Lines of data

════

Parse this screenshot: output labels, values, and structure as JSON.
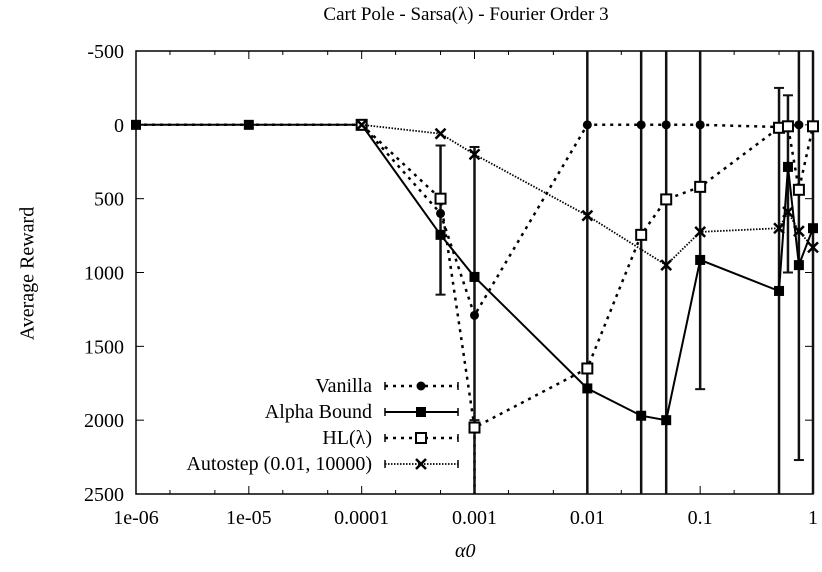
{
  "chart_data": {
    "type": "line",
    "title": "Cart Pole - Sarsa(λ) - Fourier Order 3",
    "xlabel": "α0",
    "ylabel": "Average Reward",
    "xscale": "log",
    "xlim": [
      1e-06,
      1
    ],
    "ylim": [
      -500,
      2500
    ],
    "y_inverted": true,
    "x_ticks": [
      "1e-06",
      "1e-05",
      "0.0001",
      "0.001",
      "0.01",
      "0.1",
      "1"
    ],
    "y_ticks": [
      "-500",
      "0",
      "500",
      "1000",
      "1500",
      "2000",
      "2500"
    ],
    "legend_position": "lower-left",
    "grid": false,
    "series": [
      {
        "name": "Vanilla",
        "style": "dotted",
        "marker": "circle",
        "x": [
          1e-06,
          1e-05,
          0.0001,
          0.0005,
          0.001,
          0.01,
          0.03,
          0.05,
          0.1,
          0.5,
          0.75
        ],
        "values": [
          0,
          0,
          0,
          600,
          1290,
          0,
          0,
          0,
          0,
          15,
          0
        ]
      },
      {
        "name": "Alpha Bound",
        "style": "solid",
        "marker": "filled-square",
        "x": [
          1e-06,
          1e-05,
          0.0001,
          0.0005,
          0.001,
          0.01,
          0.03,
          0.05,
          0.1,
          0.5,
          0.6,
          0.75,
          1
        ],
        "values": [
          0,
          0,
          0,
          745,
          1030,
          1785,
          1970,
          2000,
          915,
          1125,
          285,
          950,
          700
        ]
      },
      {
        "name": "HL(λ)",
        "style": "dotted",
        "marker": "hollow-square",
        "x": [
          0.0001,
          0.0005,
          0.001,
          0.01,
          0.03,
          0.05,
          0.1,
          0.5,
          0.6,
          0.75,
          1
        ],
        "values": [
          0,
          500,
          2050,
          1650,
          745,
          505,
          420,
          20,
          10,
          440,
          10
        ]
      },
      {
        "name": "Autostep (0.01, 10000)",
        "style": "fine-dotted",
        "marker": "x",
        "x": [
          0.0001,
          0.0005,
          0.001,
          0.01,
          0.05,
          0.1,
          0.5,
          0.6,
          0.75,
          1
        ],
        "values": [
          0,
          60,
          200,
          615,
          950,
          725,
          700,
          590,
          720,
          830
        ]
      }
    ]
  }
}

════

Please set down each line of the data above exactly as written, without the pictures.

Parse this screenshot: output labels, values, and structure as JSON.
{
  "chart_data": {
    "type": "line",
    "title": "Cart Pole - Sarsa(λ) - Fourier Order 3",
    "xlabel": "α0",
    "ylabel": "Average Reward",
    "xscale": "log",
    "xlim": [
      1e-06,
      1
    ],
    "ylim": [
      -500,
      2500
    ],
    "y_inverted": true,
    "x_ticks": [
      "1e-06",
      "1e-05",
      "0.0001",
      "0.001",
      "0.01",
      "0.1",
      "1"
    ],
    "y_ticks": [
      "-500",
      "0",
      "500",
      "1000",
      "1500",
      "2000",
      "2500"
    ],
    "legend_position": "lower-left",
    "grid": false,
    "series": [
      {
        "name": "Vanilla",
        "style": "dotted",
        "marker": "circle",
        "x": [
          1e-06,
          1e-05,
          0.0001,
          0.0005,
          0.001,
          0.01,
          0.03,
          0.05,
          0.1,
          0.5,
          0.75
        ],
        "values": [
          0,
          0,
          0,
          600,
          1290,
          0,
          0,
          0,
          0,
          15,
          0
        ]
      },
      {
        "name": "Alpha Bound",
        "style": "solid",
        "marker": "filled-square",
        "x": [
          1e-06,
          1e-05,
          0.0001,
          0.0005,
          0.001,
          0.01,
          0.03,
          0.05,
          0.1,
          0.5,
          0.6,
          0.75,
          1
        ],
        "values": [
          0,
          0,
          0,
          745,
          1030,
          1785,
          1970,
          2000,
          915,
          1125,
          285,
          950,
          700
        ]
      },
      {
        "name": "HL(λ)",
        "style": "dotted",
        "marker": "hollow-square",
        "x": [
          0.0001,
          0.0005,
          0.001,
          0.01,
          0.03,
          0.05,
          0.1,
          0.5,
          0.6,
          0.75,
          1
        ],
        "values": [
          0,
          500,
          2050,
          1650,
          745,
          505,
          420,
          20,
          10,
          440,
          10
        ]
      },
      {
        "name": "Autostep (0.01, 10000)",
        "style": "fine-dotted",
        "marker": "x",
        "x": [
          0.0001,
          0.0005,
          0.001,
          0.01,
          0.05,
          0.1,
          0.5,
          0.6,
          0.75,
          1
        ],
        "values": [
          0,
          60,
          200,
          615,
          950,
          725,
          700,
          590,
          720,
          830
        ]
      }
    ]
  }
}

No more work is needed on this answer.